> **What is asked**
Please extract every line in the records below that contains the string "label". Case counts, so copy only lines where the capitalization matches.

> **Extracted information**

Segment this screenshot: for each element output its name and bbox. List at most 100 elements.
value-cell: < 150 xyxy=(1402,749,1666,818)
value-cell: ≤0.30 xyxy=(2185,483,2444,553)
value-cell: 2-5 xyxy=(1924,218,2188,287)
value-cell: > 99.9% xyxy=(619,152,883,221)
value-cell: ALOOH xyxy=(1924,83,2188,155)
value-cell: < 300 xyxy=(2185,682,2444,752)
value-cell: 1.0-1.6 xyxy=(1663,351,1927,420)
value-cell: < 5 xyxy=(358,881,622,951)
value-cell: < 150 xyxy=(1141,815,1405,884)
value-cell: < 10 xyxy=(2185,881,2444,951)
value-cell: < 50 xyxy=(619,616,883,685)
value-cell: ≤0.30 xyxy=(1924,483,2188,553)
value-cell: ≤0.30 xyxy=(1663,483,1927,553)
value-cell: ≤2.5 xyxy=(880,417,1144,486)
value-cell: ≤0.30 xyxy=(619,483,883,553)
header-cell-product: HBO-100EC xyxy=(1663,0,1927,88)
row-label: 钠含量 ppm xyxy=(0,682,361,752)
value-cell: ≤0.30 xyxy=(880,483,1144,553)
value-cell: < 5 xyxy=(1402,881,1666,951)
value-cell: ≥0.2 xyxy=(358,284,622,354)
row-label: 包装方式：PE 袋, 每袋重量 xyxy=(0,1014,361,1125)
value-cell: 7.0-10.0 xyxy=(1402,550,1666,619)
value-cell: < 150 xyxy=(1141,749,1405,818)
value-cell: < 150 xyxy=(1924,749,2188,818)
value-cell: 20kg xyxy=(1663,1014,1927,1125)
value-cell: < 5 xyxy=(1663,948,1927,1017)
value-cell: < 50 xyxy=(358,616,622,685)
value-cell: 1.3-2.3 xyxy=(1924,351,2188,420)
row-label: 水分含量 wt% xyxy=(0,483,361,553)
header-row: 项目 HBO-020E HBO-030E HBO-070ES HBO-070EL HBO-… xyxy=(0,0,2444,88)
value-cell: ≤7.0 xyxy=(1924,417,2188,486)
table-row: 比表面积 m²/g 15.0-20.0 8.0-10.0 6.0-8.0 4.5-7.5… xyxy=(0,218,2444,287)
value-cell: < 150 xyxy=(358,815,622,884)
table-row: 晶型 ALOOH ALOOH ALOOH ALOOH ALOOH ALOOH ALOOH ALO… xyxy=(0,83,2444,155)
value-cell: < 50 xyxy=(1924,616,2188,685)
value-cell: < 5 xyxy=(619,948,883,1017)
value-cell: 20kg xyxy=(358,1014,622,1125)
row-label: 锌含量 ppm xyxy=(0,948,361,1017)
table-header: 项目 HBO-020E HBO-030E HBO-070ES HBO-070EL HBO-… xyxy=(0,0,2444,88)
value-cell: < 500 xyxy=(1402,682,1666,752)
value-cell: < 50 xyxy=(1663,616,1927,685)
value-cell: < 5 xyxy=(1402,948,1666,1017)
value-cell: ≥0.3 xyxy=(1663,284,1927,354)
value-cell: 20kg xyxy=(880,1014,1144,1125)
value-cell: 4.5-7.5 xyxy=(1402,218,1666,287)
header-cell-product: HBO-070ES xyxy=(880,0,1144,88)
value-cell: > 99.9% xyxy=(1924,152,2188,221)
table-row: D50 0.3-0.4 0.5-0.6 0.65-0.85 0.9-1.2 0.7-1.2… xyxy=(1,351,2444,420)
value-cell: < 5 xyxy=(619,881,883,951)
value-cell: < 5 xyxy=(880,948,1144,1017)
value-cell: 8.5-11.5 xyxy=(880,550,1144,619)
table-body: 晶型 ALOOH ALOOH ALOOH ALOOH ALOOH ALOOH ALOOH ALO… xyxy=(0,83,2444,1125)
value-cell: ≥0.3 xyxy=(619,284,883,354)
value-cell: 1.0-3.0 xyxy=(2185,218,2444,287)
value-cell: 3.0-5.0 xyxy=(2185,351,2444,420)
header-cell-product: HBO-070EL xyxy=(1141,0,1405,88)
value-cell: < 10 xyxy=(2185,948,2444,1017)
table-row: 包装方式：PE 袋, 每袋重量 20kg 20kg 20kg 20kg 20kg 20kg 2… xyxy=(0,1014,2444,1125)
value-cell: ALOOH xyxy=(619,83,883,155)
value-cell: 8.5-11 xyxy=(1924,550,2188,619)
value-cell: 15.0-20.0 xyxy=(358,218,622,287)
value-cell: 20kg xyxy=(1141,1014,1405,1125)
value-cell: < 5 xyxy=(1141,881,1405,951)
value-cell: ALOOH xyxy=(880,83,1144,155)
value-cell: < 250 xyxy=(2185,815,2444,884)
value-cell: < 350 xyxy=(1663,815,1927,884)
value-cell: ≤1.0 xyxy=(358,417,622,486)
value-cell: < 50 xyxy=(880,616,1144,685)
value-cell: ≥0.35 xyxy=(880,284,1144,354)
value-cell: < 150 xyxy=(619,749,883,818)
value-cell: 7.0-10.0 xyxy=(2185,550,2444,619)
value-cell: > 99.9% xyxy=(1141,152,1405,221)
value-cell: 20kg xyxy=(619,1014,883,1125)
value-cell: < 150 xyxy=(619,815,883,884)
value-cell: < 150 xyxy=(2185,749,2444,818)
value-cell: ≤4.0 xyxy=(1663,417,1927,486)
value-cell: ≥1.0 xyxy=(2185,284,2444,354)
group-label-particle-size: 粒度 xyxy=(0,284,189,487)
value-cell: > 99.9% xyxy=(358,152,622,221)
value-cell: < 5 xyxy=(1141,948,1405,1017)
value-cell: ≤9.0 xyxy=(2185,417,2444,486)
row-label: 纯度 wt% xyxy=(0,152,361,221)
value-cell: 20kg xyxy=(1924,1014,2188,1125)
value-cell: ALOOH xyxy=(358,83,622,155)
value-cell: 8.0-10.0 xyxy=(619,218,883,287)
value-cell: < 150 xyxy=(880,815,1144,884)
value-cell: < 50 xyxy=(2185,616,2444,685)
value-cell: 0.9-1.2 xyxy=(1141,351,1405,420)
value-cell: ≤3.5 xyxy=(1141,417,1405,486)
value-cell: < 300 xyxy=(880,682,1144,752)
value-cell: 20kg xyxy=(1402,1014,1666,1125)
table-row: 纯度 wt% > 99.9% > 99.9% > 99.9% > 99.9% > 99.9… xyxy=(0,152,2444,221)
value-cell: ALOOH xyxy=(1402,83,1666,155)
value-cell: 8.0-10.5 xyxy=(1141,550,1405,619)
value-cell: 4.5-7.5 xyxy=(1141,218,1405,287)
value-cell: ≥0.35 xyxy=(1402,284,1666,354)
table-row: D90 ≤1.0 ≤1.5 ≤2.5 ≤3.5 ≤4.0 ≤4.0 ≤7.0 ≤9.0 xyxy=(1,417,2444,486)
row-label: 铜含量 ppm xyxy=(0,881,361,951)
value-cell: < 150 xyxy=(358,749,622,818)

> **Task solution**
row-label: 钠含量 ppm xyxy=(0,682,361,752)
row-label: 包装方式：PE 袋, 每袋重量 xyxy=(0,1014,361,1125)
row-label: 水分含量 wt% xyxy=(0,483,361,553)
row-label: 锌含量 ppm xyxy=(0,948,361,1017)
group-label-particle-size: 粒度 xyxy=(0,284,189,487)
row-label: 纯度 wt% xyxy=(0,152,361,221)
row-label: 铜含量 ppm xyxy=(0,881,361,951)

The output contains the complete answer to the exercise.